-- start of RECORDS SHOWN --

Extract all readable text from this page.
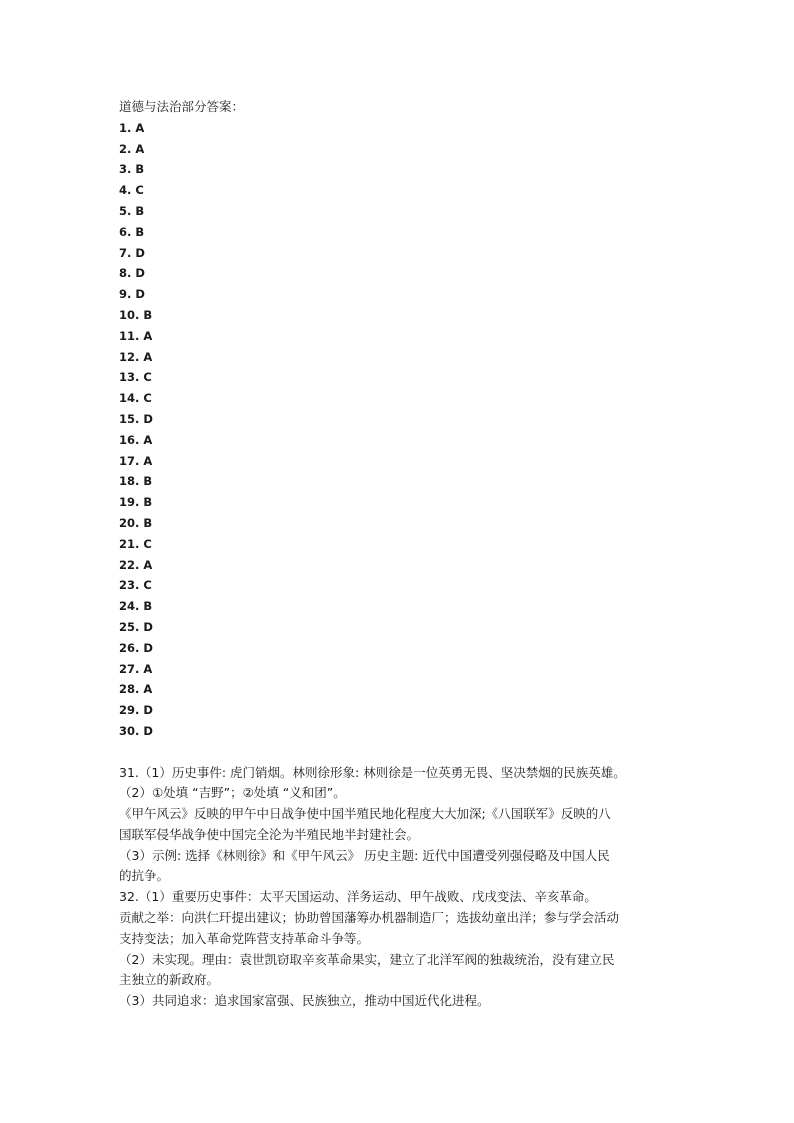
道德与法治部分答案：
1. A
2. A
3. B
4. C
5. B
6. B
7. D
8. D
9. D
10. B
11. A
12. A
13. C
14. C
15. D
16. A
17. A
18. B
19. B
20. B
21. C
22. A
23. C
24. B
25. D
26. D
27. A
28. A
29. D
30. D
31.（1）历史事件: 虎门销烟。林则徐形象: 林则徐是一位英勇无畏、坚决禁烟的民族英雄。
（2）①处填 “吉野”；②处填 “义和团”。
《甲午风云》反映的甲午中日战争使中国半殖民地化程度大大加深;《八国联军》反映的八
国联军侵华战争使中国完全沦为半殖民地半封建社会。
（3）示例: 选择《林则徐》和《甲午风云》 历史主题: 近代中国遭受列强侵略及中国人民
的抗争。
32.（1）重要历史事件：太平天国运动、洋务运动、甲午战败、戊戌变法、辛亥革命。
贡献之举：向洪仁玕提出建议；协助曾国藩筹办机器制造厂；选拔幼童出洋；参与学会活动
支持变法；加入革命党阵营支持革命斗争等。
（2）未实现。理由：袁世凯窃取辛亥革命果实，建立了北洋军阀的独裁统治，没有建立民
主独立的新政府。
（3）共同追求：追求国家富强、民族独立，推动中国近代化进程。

-- end of RECORDS SHOWN --

Copy each line of the listing in which the word "甲午风云" can be found.

《甲午风云》反映的甲午中日战争使中国半殖民地化程度大大加深;《八国联军》反映的八
（3）示例: 选择《林则徐》和《甲午风云》 历史主题: 近代中国遭受列强侵略及中国人民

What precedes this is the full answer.